## THE REQUEST
Skip the pictures. Copy all the rest of the records down exactly.
Begin EXTRACTED INFORMATION
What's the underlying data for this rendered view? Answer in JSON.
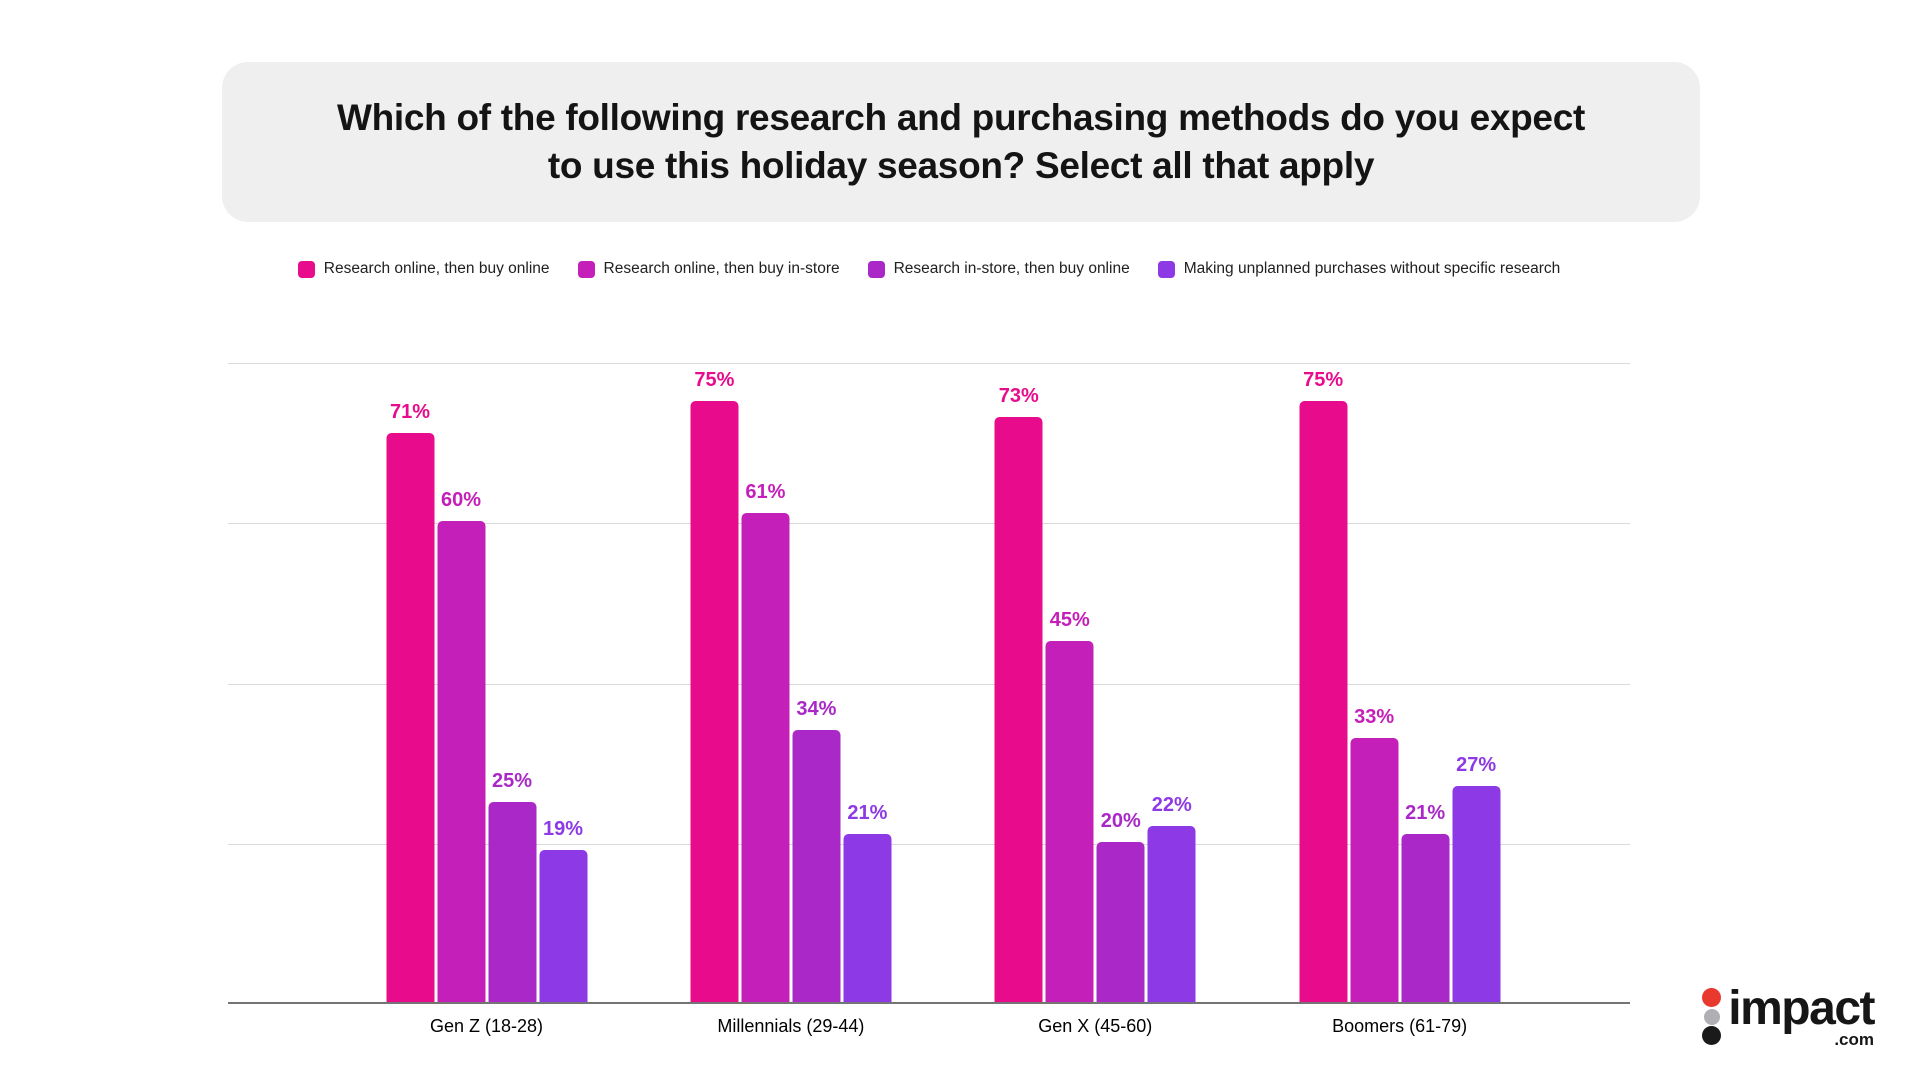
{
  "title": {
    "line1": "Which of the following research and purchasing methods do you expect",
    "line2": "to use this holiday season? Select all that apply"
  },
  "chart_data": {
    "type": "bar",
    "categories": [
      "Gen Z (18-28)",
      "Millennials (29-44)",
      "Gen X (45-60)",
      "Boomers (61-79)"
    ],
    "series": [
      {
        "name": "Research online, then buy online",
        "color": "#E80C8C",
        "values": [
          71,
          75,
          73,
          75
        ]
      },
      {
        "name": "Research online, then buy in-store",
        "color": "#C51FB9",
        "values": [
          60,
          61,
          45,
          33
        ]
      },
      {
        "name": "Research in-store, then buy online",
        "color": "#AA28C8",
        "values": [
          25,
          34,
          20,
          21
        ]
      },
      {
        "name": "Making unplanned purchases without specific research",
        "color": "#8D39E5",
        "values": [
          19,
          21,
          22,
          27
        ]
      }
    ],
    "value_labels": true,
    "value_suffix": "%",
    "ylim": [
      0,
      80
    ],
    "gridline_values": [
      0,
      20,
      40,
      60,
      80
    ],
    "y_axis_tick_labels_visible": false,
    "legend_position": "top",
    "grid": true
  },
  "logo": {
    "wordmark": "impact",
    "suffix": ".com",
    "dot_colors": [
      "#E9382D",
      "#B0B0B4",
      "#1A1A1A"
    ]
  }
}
End EXTRACTED INFORMATION
## ANSWER TO THE PROBLEM
What's the underlying data for this rendered view? Answer in JSON.
{
  "title": {
    "line1": "Which of the following research and purchasing methods do you expect",
    "line2": "to use this holiday season? Select all that apply"
  },
  "chart_data": {
    "type": "bar",
    "categories": [
      "Gen Z (18-28)",
      "Millennials (29-44)",
      "Gen X (45-60)",
      "Boomers (61-79)"
    ],
    "series": [
      {
        "name": "Research online, then buy online",
        "color": "#E80C8C",
        "values": [
          71,
          75,
          73,
          75
        ]
      },
      {
        "name": "Research online, then buy in-store",
        "color": "#C51FB9",
        "values": [
          60,
          61,
          45,
          33
        ]
      },
      {
        "name": "Research in-store, then buy online",
        "color": "#AA28C8",
        "values": [
          25,
          34,
          20,
          21
        ]
      },
      {
        "name": "Making unplanned purchases without specific research",
        "color": "#8D39E5",
        "values": [
          19,
          21,
          22,
          27
        ]
      }
    ],
    "value_labels": true,
    "value_suffix": "%",
    "ylim": [
      0,
      80
    ],
    "gridline_values": [
      0,
      20,
      40,
      60,
      80
    ],
    "y_axis_tick_labels_visible": false,
    "legend_position": "top",
    "grid": true
  },
  "logo": {
    "wordmark": "impact",
    "suffix": ".com",
    "dot_colors": [
      "#E9382D",
      "#B0B0B4",
      "#1A1A1A"
    ]
  }
}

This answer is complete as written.